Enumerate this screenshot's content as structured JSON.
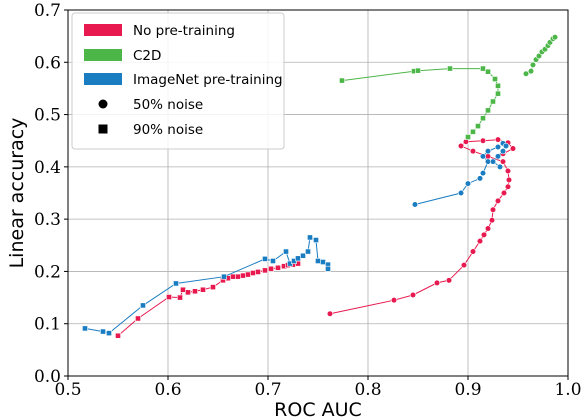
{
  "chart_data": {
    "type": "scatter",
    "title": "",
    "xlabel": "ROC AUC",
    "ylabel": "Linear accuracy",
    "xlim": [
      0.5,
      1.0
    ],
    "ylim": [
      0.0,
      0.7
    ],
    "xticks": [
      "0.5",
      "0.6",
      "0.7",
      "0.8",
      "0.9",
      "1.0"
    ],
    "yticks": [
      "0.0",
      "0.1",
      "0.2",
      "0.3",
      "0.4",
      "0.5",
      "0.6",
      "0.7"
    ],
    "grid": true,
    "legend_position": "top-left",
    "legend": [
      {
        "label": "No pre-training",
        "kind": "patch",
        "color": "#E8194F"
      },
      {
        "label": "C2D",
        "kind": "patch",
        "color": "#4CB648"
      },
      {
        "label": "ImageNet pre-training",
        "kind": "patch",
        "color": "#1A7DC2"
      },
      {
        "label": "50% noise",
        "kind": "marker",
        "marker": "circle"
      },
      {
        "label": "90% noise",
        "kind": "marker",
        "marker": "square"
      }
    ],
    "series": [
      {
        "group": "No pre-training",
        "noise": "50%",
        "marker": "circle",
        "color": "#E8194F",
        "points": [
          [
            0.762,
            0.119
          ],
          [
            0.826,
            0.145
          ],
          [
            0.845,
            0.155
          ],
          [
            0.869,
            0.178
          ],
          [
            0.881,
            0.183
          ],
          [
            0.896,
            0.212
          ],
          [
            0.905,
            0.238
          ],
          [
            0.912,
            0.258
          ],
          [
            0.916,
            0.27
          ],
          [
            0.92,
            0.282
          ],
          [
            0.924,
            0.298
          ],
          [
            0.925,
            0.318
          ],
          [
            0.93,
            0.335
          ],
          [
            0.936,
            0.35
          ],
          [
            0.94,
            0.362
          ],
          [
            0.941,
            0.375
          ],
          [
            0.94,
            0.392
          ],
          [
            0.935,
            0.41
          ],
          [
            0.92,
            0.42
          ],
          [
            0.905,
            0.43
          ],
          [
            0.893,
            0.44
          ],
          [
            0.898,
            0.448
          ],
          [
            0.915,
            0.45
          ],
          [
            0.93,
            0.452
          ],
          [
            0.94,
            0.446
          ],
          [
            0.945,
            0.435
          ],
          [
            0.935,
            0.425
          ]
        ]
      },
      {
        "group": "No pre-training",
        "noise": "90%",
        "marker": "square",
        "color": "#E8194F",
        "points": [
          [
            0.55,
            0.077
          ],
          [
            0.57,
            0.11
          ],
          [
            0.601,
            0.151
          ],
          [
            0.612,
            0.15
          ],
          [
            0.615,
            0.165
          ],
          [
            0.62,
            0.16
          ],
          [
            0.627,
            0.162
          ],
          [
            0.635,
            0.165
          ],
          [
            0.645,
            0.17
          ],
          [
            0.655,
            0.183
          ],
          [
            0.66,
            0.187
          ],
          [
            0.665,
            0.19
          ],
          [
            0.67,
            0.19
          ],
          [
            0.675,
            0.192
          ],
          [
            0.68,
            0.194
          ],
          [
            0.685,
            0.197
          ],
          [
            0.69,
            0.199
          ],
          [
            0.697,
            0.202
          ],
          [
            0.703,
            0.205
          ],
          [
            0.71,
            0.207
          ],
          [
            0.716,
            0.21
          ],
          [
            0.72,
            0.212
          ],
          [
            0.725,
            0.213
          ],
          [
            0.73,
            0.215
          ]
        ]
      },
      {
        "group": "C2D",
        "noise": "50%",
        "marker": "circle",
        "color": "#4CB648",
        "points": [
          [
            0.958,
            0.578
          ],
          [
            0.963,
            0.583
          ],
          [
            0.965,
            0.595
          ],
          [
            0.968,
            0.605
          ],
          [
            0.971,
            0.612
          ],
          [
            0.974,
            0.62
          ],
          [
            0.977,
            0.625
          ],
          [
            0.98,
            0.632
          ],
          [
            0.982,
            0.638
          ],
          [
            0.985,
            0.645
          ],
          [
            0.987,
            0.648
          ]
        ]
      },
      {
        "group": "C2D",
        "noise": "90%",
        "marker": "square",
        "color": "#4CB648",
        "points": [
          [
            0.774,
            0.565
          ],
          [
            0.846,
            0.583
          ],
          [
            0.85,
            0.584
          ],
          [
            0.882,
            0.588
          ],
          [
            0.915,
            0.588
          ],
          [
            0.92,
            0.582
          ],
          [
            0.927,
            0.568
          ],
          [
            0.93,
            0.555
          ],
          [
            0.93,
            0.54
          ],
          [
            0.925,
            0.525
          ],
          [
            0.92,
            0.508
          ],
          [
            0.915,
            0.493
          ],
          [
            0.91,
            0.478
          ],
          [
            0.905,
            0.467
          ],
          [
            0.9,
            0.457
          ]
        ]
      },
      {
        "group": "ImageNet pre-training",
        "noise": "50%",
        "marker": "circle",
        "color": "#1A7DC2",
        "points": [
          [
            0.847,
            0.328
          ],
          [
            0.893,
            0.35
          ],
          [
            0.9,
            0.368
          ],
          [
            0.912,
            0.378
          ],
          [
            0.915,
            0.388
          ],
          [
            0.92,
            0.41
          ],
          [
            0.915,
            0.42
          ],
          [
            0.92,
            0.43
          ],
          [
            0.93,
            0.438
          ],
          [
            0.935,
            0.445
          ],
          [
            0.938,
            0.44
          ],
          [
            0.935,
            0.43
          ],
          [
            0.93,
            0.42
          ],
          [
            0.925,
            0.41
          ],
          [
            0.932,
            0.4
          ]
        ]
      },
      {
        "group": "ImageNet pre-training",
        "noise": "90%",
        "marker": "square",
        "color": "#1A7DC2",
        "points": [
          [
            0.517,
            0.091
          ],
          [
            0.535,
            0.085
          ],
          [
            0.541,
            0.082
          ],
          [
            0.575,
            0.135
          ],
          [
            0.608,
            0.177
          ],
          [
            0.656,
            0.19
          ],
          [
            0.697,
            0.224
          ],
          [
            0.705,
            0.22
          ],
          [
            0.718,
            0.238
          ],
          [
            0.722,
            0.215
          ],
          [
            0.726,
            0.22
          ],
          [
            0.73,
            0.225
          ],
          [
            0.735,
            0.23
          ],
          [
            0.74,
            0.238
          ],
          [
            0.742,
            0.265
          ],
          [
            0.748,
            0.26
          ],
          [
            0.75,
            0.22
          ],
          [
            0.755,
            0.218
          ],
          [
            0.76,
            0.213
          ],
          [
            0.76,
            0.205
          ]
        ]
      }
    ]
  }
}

PROBLEM REQUIREMENTS |
Repeat the records above verbatim, with no pictures in the result.

RESPONSE FOR THIS EXERCISE |
Enumerate this screenshot's content as structured JSON.
{
  "chart_data": {
    "type": "scatter",
    "title": "",
    "xlabel": "ROC AUC",
    "ylabel": "Linear accuracy",
    "xlim": [
      0.5,
      1.0
    ],
    "ylim": [
      0.0,
      0.7
    ],
    "xticks": [
      "0.5",
      "0.6",
      "0.7",
      "0.8",
      "0.9",
      "1.0"
    ],
    "yticks": [
      "0.0",
      "0.1",
      "0.2",
      "0.3",
      "0.4",
      "0.5",
      "0.6",
      "0.7"
    ],
    "grid": true,
    "legend_position": "top-left",
    "legend": [
      {
        "label": "No pre-training",
        "kind": "patch",
        "color": "#E8194F"
      },
      {
        "label": "C2D",
        "kind": "patch",
        "color": "#4CB648"
      },
      {
        "label": "ImageNet pre-training",
        "kind": "patch",
        "color": "#1A7DC2"
      },
      {
        "label": "50% noise",
        "kind": "marker",
        "marker": "circle"
      },
      {
        "label": "90% noise",
        "kind": "marker",
        "marker": "square"
      }
    ],
    "series": [
      {
        "group": "No pre-training",
        "noise": "50%",
        "marker": "circle",
        "color": "#E8194F",
        "points": [
          [
            0.762,
            0.119
          ],
          [
            0.826,
            0.145
          ],
          [
            0.845,
            0.155
          ],
          [
            0.869,
            0.178
          ],
          [
            0.881,
            0.183
          ],
          [
            0.896,
            0.212
          ],
          [
            0.905,
            0.238
          ],
          [
            0.912,
            0.258
          ],
          [
            0.916,
            0.27
          ],
          [
            0.92,
            0.282
          ],
          [
            0.924,
            0.298
          ],
          [
            0.925,
            0.318
          ],
          [
            0.93,
            0.335
          ],
          [
            0.936,
            0.35
          ],
          [
            0.94,
            0.362
          ],
          [
            0.941,
            0.375
          ],
          [
            0.94,
            0.392
          ],
          [
            0.935,
            0.41
          ],
          [
            0.92,
            0.42
          ],
          [
            0.905,
            0.43
          ],
          [
            0.893,
            0.44
          ],
          [
            0.898,
            0.448
          ],
          [
            0.915,
            0.45
          ],
          [
            0.93,
            0.452
          ],
          [
            0.94,
            0.446
          ],
          [
            0.945,
            0.435
          ],
          [
            0.935,
            0.425
          ]
        ]
      },
      {
        "group": "No pre-training",
        "noise": "90%",
        "marker": "square",
        "color": "#E8194F",
        "points": [
          [
            0.55,
            0.077
          ],
          [
            0.57,
            0.11
          ],
          [
            0.601,
            0.151
          ],
          [
            0.612,
            0.15
          ],
          [
            0.615,
            0.165
          ],
          [
            0.62,
            0.16
          ],
          [
            0.627,
            0.162
          ],
          [
            0.635,
            0.165
          ],
          [
            0.645,
            0.17
          ],
          [
            0.655,
            0.183
          ],
          [
            0.66,
            0.187
          ],
          [
            0.665,
            0.19
          ],
          [
            0.67,
            0.19
          ],
          [
            0.675,
            0.192
          ],
          [
            0.68,
            0.194
          ],
          [
            0.685,
            0.197
          ],
          [
            0.69,
            0.199
          ],
          [
            0.697,
            0.202
          ],
          [
            0.703,
            0.205
          ],
          [
            0.71,
            0.207
          ],
          [
            0.716,
            0.21
          ],
          [
            0.72,
            0.212
          ],
          [
            0.725,
            0.213
          ],
          [
            0.73,
            0.215
          ]
        ]
      },
      {
        "group": "C2D",
        "noise": "50%",
        "marker": "circle",
        "color": "#4CB648",
        "points": [
          [
            0.958,
            0.578
          ],
          [
            0.963,
            0.583
          ],
          [
            0.965,
            0.595
          ],
          [
            0.968,
            0.605
          ],
          [
            0.971,
            0.612
          ],
          [
            0.974,
            0.62
          ],
          [
            0.977,
            0.625
          ],
          [
            0.98,
            0.632
          ],
          [
            0.982,
            0.638
          ],
          [
            0.985,
            0.645
          ],
          [
            0.987,
            0.648
          ]
        ]
      },
      {
        "group": "C2D",
        "noise": "90%",
        "marker": "square",
        "color": "#4CB648",
        "points": [
          [
            0.774,
            0.565
          ],
          [
            0.846,
            0.583
          ],
          [
            0.85,
            0.584
          ],
          [
            0.882,
            0.588
          ],
          [
            0.915,
            0.588
          ],
          [
            0.92,
            0.582
          ],
          [
            0.927,
            0.568
          ],
          [
            0.93,
            0.555
          ],
          [
            0.93,
            0.54
          ],
          [
            0.925,
            0.525
          ],
          [
            0.92,
            0.508
          ],
          [
            0.915,
            0.493
          ],
          [
            0.91,
            0.478
          ],
          [
            0.905,
            0.467
          ],
          [
            0.9,
            0.457
          ]
        ]
      },
      {
        "group": "ImageNet pre-training",
        "noise": "50%",
        "marker": "circle",
        "color": "#1A7DC2",
        "points": [
          [
            0.847,
            0.328
          ],
          [
            0.893,
            0.35
          ],
          [
            0.9,
            0.368
          ],
          [
            0.912,
            0.378
          ],
          [
            0.915,
            0.388
          ],
          [
            0.92,
            0.41
          ],
          [
            0.915,
            0.42
          ],
          [
            0.92,
            0.43
          ],
          [
            0.93,
            0.438
          ],
          [
            0.935,
            0.445
          ],
          [
            0.938,
            0.44
          ],
          [
            0.935,
            0.43
          ],
          [
            0.93,
            0.42
          ],
          [
            0.925,
            0.41
          ],
          [
            0.932,
            0.4
          ]
        ]
      },
      {
        "group": "ImageNet pre-training",
        "noise": "90%",
        "marker": "square",
        "color": "#1A7DC2",
        "points": [
          [
            0.517,
            0.091
          ],
          [
            0.535,
            0.085
          ],
          [
            0.541,
            0.082
          ],
          [
            0.575,
            0.135
          ],
          [
            0.608,
            0.177
          ],
          [
            0.656,
            0.19
          ],
          [
            0.697,
            0.224
          ],
          [
            0.705,
            0.22
          ],
          [
            0.718,
            0.238
          ],
          [
            0.722,
            0.215
          ],
          [
            0.726,
            0.22
          ],
          [
            0.73,
            0.225
          ],
          [
            0.735,
            0.23
          ],
          [
            0.74,
            0.238
          ],
          [
            0.742,
            0.265
          ],
          [
            0.748,
            0.26
          ],
          [
            0.75,
            0.22
          ],
          [
            0.755,
            0.218
          ],
          [
            0.76,
            0.213
          ],
          [
            0.76,
            0.205
          ]
        ]
      }
    ]
  }
}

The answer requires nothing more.